WORK INSTRUCTIONS: Filter this material down to the lines that hold "prohlídka", copying each one.
-- BEGIN --
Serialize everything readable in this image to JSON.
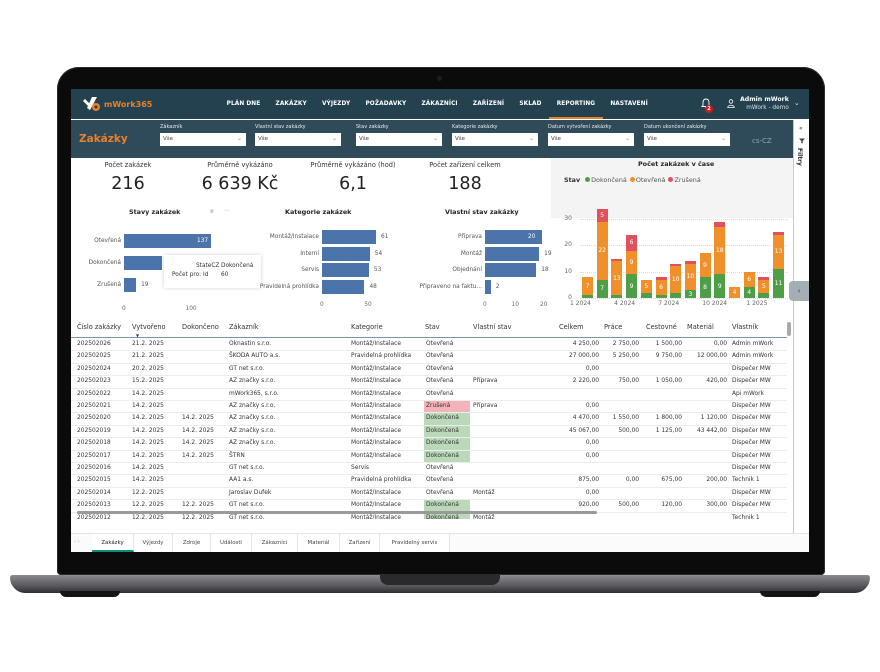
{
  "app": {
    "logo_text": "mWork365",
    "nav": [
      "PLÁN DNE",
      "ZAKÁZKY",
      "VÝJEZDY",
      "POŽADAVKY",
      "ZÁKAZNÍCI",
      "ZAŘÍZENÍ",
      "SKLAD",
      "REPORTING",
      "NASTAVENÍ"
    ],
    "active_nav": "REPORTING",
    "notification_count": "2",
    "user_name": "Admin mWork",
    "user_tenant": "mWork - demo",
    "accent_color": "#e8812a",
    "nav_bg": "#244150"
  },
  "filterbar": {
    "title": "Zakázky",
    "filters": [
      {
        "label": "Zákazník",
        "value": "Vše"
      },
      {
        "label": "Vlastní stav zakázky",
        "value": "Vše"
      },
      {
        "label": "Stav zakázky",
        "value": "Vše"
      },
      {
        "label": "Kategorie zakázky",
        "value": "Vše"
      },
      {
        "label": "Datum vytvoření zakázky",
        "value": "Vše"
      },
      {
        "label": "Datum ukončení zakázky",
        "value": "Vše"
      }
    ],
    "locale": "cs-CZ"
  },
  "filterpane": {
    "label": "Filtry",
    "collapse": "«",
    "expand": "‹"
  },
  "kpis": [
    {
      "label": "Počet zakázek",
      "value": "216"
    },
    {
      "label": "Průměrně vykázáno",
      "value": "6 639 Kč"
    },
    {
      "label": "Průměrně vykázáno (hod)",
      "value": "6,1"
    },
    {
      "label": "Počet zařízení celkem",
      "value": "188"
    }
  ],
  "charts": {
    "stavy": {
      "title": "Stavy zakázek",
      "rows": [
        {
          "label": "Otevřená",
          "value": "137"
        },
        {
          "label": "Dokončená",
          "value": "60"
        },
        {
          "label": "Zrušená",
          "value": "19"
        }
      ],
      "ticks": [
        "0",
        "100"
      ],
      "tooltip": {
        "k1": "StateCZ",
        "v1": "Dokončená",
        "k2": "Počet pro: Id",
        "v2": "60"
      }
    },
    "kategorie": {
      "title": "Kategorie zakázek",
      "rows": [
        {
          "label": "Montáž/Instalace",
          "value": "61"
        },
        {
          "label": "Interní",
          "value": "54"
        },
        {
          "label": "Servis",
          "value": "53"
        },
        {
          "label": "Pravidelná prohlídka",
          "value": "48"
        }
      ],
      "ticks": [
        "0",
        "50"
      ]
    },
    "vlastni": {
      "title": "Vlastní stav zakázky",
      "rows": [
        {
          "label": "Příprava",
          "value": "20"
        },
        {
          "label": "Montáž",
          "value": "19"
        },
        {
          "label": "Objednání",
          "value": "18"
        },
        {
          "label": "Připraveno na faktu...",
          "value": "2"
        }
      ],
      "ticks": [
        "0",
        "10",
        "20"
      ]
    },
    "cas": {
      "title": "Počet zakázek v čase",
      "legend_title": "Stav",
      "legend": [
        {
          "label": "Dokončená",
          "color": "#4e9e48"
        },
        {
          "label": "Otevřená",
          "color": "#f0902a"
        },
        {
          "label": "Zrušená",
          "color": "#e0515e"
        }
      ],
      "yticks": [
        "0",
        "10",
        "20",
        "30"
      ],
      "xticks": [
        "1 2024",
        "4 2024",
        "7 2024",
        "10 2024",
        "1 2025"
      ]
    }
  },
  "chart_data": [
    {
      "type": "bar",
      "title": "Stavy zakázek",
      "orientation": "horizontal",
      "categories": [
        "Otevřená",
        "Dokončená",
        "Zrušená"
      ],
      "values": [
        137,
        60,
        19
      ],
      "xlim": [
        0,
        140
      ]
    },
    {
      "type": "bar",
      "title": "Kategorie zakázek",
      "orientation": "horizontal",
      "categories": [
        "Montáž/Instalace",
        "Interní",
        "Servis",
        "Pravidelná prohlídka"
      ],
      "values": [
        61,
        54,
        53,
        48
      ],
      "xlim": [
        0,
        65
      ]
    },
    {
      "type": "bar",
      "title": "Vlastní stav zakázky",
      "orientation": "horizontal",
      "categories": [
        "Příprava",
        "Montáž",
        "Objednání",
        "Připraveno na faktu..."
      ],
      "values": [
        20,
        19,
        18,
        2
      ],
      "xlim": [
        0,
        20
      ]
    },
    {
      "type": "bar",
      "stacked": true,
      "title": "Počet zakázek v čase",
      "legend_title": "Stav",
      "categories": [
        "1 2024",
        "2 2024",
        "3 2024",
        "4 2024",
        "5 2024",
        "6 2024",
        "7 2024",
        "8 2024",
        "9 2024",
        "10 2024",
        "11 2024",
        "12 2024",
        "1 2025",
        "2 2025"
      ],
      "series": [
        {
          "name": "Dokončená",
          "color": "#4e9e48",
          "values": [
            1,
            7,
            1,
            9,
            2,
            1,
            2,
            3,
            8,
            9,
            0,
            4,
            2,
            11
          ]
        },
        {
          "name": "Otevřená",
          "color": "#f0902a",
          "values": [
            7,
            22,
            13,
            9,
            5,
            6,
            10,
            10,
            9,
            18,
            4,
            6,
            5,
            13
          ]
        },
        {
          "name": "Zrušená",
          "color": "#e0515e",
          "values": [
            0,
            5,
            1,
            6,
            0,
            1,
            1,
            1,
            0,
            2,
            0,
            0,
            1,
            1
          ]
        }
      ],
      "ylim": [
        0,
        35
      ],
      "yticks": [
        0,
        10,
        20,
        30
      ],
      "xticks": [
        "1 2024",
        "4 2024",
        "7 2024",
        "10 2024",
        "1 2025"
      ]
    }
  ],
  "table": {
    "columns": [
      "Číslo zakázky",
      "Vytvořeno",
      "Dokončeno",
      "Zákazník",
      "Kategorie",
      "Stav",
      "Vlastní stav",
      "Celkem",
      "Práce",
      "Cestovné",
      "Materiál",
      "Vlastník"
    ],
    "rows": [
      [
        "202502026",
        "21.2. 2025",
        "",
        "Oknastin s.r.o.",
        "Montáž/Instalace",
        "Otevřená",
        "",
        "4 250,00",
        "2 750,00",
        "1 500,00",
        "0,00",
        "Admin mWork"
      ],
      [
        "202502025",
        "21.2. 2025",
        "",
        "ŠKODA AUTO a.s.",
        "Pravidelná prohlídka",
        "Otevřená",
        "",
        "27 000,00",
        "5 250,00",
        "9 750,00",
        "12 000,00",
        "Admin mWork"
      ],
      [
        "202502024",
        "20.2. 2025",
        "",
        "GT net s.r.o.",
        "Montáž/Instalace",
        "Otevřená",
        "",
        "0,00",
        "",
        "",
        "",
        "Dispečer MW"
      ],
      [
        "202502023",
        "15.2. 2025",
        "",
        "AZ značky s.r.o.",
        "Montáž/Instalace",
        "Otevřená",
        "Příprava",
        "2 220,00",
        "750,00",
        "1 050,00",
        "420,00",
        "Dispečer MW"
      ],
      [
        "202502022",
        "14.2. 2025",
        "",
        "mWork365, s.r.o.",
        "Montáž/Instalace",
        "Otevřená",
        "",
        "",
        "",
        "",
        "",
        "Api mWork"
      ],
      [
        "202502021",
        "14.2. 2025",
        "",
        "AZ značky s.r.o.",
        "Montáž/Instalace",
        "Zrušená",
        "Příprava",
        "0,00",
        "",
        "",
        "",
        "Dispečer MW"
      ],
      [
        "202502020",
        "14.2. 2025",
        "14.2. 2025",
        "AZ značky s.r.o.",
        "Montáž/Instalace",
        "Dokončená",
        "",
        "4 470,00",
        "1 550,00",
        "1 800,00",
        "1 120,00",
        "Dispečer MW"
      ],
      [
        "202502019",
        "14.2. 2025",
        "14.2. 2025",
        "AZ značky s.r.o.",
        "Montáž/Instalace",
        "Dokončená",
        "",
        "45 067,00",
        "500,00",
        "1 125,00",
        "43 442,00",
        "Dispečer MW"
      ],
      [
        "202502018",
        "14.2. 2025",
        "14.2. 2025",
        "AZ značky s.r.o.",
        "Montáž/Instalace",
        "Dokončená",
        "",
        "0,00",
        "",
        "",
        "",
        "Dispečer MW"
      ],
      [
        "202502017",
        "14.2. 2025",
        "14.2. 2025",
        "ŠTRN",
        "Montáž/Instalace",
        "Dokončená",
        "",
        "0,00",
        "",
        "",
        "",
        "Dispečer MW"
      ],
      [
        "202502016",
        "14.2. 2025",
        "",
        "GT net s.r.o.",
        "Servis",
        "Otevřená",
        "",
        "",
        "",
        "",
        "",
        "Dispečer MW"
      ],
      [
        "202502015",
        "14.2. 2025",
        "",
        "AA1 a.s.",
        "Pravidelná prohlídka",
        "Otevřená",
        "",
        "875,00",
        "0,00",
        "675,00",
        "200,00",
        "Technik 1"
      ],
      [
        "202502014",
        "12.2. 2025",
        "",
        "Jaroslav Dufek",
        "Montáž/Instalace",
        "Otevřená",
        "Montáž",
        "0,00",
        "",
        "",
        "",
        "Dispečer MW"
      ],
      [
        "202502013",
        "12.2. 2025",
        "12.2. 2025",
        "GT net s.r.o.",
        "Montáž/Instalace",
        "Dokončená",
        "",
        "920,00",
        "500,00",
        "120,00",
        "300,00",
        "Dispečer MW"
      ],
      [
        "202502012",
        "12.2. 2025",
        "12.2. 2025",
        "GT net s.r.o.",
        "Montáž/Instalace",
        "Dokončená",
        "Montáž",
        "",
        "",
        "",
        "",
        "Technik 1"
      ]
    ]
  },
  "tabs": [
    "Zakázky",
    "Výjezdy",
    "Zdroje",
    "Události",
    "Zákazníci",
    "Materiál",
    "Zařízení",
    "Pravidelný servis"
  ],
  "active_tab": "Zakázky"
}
-- END --
SOLUTION TO THE PROBLEM:
          "label": "Pravidelná prohlídka",
        "Pravidelná prohlídka"
        "Pravidelná prohlídka",
        "Pravidelná prohlídka",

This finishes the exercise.